• _PROBLEM_
Read the listing below and copy out every line that holds "RMSE".

═════ THE RECORDS ═════

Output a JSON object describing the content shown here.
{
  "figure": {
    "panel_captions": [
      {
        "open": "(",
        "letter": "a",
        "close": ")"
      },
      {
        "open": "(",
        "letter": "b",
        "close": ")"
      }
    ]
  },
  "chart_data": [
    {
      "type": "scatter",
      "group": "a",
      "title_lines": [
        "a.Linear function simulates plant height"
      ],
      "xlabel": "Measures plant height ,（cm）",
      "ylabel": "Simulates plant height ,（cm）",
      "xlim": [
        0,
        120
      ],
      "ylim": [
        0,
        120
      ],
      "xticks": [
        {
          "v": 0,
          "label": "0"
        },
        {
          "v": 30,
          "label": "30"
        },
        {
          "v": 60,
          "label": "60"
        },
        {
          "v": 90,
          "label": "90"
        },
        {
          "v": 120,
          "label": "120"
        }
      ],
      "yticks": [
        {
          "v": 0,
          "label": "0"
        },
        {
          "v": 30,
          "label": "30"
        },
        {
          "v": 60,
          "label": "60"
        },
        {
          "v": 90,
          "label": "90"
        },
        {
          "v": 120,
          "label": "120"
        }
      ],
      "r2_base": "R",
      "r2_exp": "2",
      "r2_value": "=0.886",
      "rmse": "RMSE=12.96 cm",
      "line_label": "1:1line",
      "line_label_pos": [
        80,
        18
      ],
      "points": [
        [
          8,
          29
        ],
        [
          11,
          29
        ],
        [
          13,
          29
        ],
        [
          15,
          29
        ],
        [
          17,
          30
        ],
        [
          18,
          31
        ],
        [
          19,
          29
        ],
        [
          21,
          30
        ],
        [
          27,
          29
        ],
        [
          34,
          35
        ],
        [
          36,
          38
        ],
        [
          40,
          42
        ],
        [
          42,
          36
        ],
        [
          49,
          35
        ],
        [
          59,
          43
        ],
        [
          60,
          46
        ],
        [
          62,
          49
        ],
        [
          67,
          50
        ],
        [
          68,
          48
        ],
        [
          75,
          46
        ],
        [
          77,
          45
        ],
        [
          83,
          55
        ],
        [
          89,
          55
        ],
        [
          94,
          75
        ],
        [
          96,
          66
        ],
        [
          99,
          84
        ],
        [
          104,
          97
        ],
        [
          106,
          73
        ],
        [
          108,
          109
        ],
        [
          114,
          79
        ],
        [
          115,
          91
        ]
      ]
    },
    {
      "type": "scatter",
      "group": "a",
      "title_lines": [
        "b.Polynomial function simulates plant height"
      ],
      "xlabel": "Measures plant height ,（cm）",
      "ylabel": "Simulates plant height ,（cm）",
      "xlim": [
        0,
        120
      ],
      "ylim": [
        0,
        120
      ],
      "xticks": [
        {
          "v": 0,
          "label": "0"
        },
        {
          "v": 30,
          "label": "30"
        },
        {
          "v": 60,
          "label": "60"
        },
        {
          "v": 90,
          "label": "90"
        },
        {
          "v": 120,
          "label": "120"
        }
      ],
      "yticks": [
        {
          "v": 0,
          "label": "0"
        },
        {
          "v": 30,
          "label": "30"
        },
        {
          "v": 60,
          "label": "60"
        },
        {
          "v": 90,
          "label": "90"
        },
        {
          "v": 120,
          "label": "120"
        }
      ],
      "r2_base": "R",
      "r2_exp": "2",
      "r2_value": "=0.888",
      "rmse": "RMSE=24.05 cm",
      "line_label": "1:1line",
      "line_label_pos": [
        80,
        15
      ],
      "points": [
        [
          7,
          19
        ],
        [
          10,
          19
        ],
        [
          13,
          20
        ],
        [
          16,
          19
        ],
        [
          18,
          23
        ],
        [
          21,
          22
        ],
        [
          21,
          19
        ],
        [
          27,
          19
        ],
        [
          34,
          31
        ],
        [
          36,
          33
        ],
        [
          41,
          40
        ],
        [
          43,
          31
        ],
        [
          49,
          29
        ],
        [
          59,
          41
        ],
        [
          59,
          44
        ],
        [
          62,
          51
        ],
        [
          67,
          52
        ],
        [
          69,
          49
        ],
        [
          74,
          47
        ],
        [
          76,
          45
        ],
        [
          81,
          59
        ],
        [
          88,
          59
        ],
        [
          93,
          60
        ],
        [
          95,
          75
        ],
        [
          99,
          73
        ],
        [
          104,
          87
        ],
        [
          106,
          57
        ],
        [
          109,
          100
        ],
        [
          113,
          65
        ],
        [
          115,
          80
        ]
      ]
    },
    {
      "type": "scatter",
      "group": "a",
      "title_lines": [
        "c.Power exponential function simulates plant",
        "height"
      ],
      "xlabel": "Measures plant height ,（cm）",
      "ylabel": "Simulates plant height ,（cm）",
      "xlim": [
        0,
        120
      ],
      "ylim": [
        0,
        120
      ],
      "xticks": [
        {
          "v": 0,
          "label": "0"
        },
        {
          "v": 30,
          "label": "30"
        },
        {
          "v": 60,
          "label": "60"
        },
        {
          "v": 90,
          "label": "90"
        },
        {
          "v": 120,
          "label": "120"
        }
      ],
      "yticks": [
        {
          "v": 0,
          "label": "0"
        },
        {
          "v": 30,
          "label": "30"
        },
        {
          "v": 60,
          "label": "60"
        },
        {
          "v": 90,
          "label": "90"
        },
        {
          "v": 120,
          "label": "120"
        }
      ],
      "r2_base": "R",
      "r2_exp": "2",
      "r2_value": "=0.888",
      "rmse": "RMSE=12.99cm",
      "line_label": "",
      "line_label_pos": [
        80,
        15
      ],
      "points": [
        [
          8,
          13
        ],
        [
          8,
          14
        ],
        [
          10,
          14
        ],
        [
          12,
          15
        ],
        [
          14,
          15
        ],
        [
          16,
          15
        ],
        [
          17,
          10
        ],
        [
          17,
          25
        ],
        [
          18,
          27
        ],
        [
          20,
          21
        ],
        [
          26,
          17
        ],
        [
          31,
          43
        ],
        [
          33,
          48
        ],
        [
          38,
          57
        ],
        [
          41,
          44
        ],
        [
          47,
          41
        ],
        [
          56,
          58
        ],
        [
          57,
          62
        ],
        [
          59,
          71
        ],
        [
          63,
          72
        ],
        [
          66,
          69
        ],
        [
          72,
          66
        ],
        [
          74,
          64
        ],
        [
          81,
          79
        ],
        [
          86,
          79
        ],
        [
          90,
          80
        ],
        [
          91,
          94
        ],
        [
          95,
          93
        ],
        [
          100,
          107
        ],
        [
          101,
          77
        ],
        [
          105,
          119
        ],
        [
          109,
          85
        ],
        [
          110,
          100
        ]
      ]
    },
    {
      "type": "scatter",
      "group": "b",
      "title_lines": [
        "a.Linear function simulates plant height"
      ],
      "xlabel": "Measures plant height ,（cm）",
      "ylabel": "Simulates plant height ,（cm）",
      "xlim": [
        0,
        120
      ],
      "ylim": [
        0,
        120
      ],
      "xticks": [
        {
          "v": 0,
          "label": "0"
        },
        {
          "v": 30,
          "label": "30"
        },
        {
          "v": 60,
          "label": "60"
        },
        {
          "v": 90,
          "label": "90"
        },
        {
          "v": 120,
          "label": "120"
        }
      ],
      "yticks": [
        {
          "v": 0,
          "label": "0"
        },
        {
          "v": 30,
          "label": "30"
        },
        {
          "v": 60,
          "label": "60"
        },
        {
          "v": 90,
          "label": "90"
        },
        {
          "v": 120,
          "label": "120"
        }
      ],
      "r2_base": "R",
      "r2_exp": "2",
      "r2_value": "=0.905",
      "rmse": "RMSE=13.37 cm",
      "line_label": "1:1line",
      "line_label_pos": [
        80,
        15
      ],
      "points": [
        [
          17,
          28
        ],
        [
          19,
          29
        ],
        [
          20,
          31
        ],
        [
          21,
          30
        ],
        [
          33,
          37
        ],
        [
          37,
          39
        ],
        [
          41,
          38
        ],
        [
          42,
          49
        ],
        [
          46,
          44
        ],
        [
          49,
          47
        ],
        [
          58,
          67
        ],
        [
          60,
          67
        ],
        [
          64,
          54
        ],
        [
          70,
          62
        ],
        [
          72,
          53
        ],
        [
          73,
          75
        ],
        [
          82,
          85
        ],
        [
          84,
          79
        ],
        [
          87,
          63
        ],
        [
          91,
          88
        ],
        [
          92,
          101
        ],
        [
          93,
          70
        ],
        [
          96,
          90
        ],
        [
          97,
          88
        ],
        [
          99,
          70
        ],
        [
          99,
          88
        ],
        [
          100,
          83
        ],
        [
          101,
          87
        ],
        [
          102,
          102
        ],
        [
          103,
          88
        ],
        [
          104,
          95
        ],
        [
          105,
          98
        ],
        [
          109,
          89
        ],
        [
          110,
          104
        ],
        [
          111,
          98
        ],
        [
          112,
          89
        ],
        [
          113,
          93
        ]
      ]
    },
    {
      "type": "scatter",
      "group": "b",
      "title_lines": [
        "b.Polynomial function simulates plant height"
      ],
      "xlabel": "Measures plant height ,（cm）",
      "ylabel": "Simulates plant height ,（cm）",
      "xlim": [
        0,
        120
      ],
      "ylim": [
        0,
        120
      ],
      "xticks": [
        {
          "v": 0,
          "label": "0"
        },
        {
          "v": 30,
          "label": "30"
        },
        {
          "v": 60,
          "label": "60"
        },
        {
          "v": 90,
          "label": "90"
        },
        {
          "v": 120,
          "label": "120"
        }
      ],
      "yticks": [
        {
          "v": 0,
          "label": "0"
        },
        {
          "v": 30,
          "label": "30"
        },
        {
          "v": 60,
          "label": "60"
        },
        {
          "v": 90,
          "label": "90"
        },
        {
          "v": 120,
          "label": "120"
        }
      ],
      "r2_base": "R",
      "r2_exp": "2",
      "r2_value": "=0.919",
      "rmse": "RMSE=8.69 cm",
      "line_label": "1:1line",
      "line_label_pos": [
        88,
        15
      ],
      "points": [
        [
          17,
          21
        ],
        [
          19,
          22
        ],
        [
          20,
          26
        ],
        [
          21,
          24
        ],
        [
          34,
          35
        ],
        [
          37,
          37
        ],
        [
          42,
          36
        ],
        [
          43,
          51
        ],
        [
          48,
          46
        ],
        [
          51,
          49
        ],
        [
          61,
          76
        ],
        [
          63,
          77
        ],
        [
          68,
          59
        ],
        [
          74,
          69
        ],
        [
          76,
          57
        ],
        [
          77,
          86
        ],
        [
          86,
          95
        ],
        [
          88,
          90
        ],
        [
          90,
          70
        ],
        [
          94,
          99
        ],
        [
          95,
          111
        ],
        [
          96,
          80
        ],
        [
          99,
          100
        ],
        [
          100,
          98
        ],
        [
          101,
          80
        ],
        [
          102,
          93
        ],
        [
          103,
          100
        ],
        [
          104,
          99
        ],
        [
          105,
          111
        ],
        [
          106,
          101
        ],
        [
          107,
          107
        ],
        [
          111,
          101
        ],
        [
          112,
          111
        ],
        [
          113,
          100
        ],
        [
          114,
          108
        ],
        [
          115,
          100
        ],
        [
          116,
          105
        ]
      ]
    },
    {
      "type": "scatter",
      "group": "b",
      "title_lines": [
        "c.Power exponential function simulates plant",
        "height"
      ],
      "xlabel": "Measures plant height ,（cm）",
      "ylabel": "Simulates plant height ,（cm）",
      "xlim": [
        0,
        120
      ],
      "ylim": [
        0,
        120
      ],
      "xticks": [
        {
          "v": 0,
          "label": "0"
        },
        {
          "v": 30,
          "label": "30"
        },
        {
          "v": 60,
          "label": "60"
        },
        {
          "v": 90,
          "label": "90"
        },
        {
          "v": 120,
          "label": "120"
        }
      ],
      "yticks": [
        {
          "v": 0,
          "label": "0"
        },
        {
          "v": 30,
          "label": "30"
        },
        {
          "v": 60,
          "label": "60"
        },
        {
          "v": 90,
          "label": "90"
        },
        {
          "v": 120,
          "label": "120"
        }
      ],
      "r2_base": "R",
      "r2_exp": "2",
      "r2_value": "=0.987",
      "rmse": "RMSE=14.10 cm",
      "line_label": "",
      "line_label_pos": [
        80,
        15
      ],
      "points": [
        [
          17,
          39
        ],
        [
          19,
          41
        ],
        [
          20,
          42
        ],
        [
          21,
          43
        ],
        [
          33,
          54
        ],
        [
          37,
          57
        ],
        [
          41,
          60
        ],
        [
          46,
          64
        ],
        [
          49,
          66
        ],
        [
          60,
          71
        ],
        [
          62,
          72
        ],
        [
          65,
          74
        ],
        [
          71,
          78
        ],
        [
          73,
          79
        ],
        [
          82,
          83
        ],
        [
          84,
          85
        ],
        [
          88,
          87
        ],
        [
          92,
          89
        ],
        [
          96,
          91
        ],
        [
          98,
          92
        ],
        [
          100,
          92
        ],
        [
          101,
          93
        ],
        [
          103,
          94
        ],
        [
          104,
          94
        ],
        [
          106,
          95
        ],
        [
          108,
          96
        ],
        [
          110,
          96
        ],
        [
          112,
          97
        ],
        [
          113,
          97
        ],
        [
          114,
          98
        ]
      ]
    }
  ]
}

═════

• _TASK RESPONSE_
      "rmse": "RMSE=12.96 cm",
      "rmse": "RMSE=24.05 cm",
      "rmse": "RMSE=12.99cm",
      "rmse": "RMSE=13.37 cm",
      "rmse": "RMSE=8.69 cm",
      "rmse": "RMSE=14.10 cm",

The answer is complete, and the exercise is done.